_Exercise input_
· · · · · · ·

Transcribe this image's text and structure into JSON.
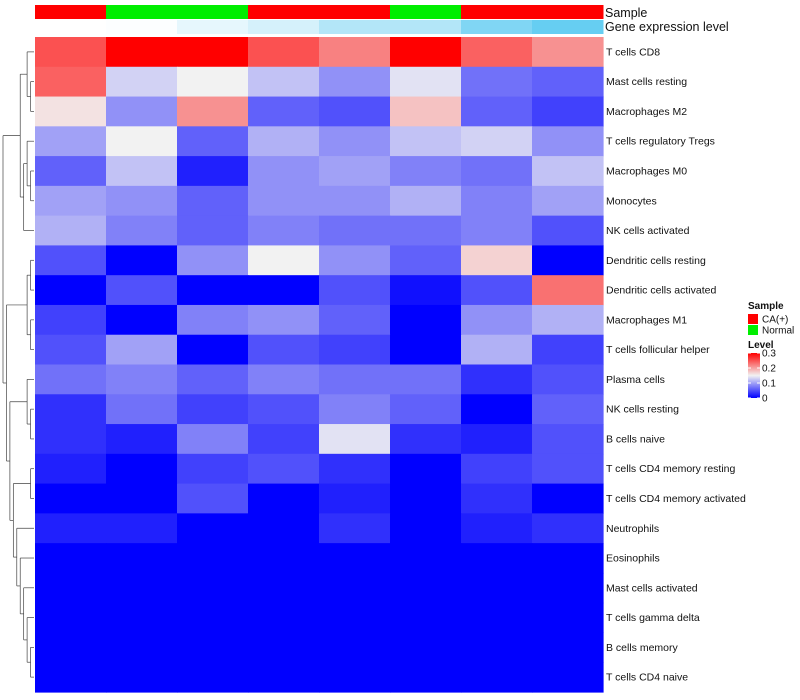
{
  "chart_data": {
    "type": "heatmap",
    "rows": [
      "T cells CD8",
      "Mast cells resting",
      "Macrophages M2",
      "T cells regulatory  Tregs",
      "Macrophages M0",
      "Monocytes",
      "NK cells activated",
      "Dendritic cells resting",
      "Dendritic cells activated",
      "Macrophages M1",
      "T cells follicular helper",
      "Plasma cells",
      "NK cells resting",
      "B cells naive",
      "T cells CD4 memory resting",
      "T cells CD4 memory activated",
      "Neutrophils",
      "Eosinophils",
      "Mast cells activated",
      "T cells gamma delta",
      "B cells memory",
      "T cells CD4 naive"
    ],
    "column_annotations": {
      "sample_label": "Sample",
      "gene_label": "Gene expression level",
      "sample": [
        "CA(+)",
        "Normal",
        "Normal",
        "CA(+)",
        "CA(+)",
        "Normal",
        "CA(+)",
        "CA(+)"
      ],
      "gene_expression_level": [
        0.0,
        0.02,
        0.15,
        0.25,
        0.45,
        0.45,
        0.75,
        0.9
      ]
    },
    "values": [
      [
        0.25,
        0.3,
        0.3,
        0.25,
        0.22,
        0.3,
        0.24,
        0.21
      ],
      [
        0.24,
        0.13,
        0.15,
        0.12,
        0.09,
        0.14,
        0.07,
        0.06
      ],
      [
        0.16,
        0.09,
        0.21,
        0.06,
        0.05,
        0.18,
        0.06,
        0.04
      ],
      [
        0.1,
        0.15,
        0.06,
        0.11,
        0.09,
        0.12,
        0.13,
        0.09
      ],
      [
        0.06,
        0.12,
        0.02,
        0.09,
        0.1,
        0.08,
        0.07,
        0.12
      ],
      [
        0.1,
        0.09,
        0.06,
        0.09,
        0.09,
        0.11,
        0.08,
        0.1
      ],
      [
        0.11,
        0.08,
        0.06,
        0.08,
        0.07,
        0.07,
        0.08,
        0.05
      ],
      [
        0.05,
        0.0,
        0.09,
        0.15,
        0.09,
        0.06,
        0.17,
        0.0
      ],
      [
        0.0,
        0.05,
        0.0,
        0.0,
        0.05,
        0.01,
        0.05,
        0.23
      ],
      [
        0.04,
        0.0,
        0.08,
        0.09,
        0.06,
        0.0,
        0.09,
        0.11
      ],
      [
        0.05,
        0.1,
        0.0,
        0.05,
        0.04,
        0.0,
        0.11,
        0.04
      ],
      [
        0.07,
        0.08,
        0.06,
        0.08,
        0.07,
        0.07,
        0.03,
        0.05
      ],
      [
        0.03,
        0.07,
        0.04,
        0.05,
        0.08,
        0.06,
        0.0,
        0.06
      ],
      [
        0.03,
        0.02,
        0.08,
        0.04,
        0.14,
        0.03,
        0.02,
        0.05
      ],
      [
        0.02,
        0.0,
        0.04,
        0.05,
        0.03,
        0.0,
        0.04,
        0.05
      ],
      [
        0.0,
        0.0,
        0.05,
        0.0,
        0.02,
        0.0,
        0.03,
        0.0
      ],
      [
        0.02,
        0.02,
        0.0,
        0.0,
        0.03,
        0.0,
        0.02,
        0.03
      ],
      [
        0.0,
        0.0,
        0.0,
        0.0,
        0.0,
        0.0,
        0.0,
        0.0
      ],
      [
        0.0,
        0.0,
        0.0,
        0.0,
        0.0,
        0.0,
        0.0,
        0.0
      ],
      [
        0.0,
        0.0,
        0.0,
        0.0,
        0.0,
        0.0,
        0.0,
        0.0
      ],
      [
        0.0,
        0.0,
        0.0,
        0.0,
        0.0,
        0.0,
        0.0,
        0.0
      ],
      [
        0.0,
        0.0,
        0.0,
        0.0,
        0.0,
        0.0,
        0.0,
        0.0
      ]
    ],
    "color_scale": {
      "min": 0,
      "mid": 0.15,
      "max": 0.3,
      "low": "#0000ff",
      "mid_color": "#f2f2f2",
      "high": "#ff0000"
    },
    "legend": {
      "sample_title": "Sample",
      "sample_entries": [
        {
          "label": "CA(+)",
          "color": "#ff0000"
        },
        {
          "label": "Normal",
          "color": "#00ee00"
        }
      ],
      "level_title": "Level",
      "level_ticks": [
        "0.3",
        "0.2",
        "0.1",
        "0"
      ],
      "level_tick_values": [
        0.3,
        0.2,
        0.1,
        0
      ]
    },
    "annotation_colors": {
      "gene_low": "#ffffff",
      "gene_high": "#55c8f0"
    },
    "legend_placement": "right"
  }
}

· · · · · · ·

_Prompt_
Everything in the records is to be repeated verbatim except the pictures.

_Response below_
Transcribe this image's text and structure into JSON.
{
  "chart_data": {
    "type": "heatmap",
    "rows": [
      "T cells CD8",
      "Mast cells resting",
      "Macrophages M2",
      "T cells regulatory  Tregs",
      "Macrophages M0",
      "Monocytes",
      "NK cells activated",
      "Dendritic cells resting",
      "Dendritic cells activated",
      "Macrophages M1",
      "T cells follicular helper",
      "Plasma cells",
      "NK cells resting",
      "B cells naive",
      "T cells CD4 memory resting",
      "T cells CD4 memory activated",
      "Neutrophils",
      "Eosinophils",
      "Mast cells activated",
      "T cells gamma delta",
      "B cells memory",
      "T cells CD4 naive"
    ],
    "column_annotations": {
      "sample_label": "Sample",
      "gene_label": "Gene expression level",
      "sample": [
        "CA(+)",
        "Normal",
        "Normal",
        "CA(+)",
        "CA(+)",
        "Normal",
        "CA(+)",
        "CA(+)"
      ],
      "gene_expression_level": [
        0.0,
        0.02,
        0.15,
        0.25,
        0.45,
        0.45,
        0.75,
        0.9
      ]
    },
    "values": [
      [
        0.25,
        0.3,
        0.3,
        0.25,
        0.22,
        0.3,
        0.24,
        0.21
      ],
      [
        0.24,
        0.13,
        0.15,
        0.12,
        0.09,
        0.14,
        0.07,
        0.06
      ],
      [
        0.16,
        0.09,
        0.21,
        0.06,
        0.05,
        0.18,
        0.06,
        0.04
      ],
      [
        0.1,
        0.15,
        0.06,
        0.11,
        0.09,
        0.12,
        0.13,
        0.09
      ],
      [
        0.06,
        0.12,
        0.02,
        0.09,
        0.1,
        0.08,
        0.07,
        0.12
      ],
      [
        0.1,
        0.09,
        0.06,
        0.09,
        0.09,
        0.11,
        0.08,
        0.1
      ],
      [
        0.11,
        0.08,
        0.06,
        0.08,
        0.07,
        0.07,
        0.08,
        0.05
      ],
      [
        0.05,
        0.0,
        0.09,
        0.15,
        0.09,
        0.06,
        0.17,
        0.0
      ],
      [
        0.0,
        0.05,
        0.0,
        0.0,
        0.05,
        0.01,
        0.05,
        0.23
      ],
      [
        0.04,
        0.0,
        0.08,
        0.09,
        0.06,
        0.0,
        0.09,
        0.11
      ],
      [
        0.05,
        0.1,
        0.0,
        0.05,
        0.04,
        0.0,
        0.11,
        0.04
      ],
      [
        0.07,
        0.08,
        0.06,
        0.08,
        0.07,
        0.07,
        0.03,
        0.05
      ],
      [
        0.03,
        0.07,
        0.04,
        0.05,
        0.08,
        0.06,
        0.0,
        0.06
      ],
      [
        0.03,
        0.02,
        0.08,
        0.04,
        0.14,
        0.03,
        0.02,
        0.05
      ],
      [
        0.02,
        0.0,
        0.04,
        0.05,
        0.03,
        0.0,
        0.04,
        0.05
      ],
      [
        0.0,
        0.0,
        0.05,
        0.0,
        0.02,
        0.0,
        0.03,
        0.0
      ],
      [
        0.02,
        0.02,
        0.0,
        0.0,
        0.03,
        0.0,
        0.02,
        0.03
      ],
      [
        0.0,
        0.0,
        0.0,
        0.0,
        0.0,
        0.0,
        0.0,
        0.0
      ],
      [
        0.0,
        0.0,
        0.0,
        0.0,
        0.0,
        0.0,
        0.0,
        0.0
      ],
      [
        0.0,
        0.0,
        0.0,
        0.0,
        0.0,
        0.0,
        0.0,
        0.0
      ],
      [
        0.0,
        0.0,
        0.0,
        0.0,
        0.0,
        0.0,
        0.0,
        0.0
      ],
      [
        0.0,
        0.0,
        0.0,
        0.0,
        0.0,
        0.0,
        0.0,
        0.0
      ]
    ],
    "color_scale": {
      "min": 0,
      "mid": 0.15,
      "max": 0.3,
      "low": "#0000ff",
      "mid_color": "#f2f2f2",
      "high": "#ff0000"
    },
    "legend": {
      "sample_title": "Sample",
      "sample_entries": [
        {
          "label": "CA(+)",
          "color": "#ff0000"
        },
        {
          "label": "Normal",
          "color": "#00ee00"
        }
      ],
      "level_title": "Level",
      "level_ticks": [
        "0.3",
        "0.2",
        "0.1",
        "0"
      ],
      "level_tick_values": [
        0.3,
        0.2,
        0.1,
        0
      ]
    },
    "annotation_colors": {
      "gene_low": "#ffffff",
      "gene_high": "#55c8f0"
    },
    "legend_placement": "right"
  }
}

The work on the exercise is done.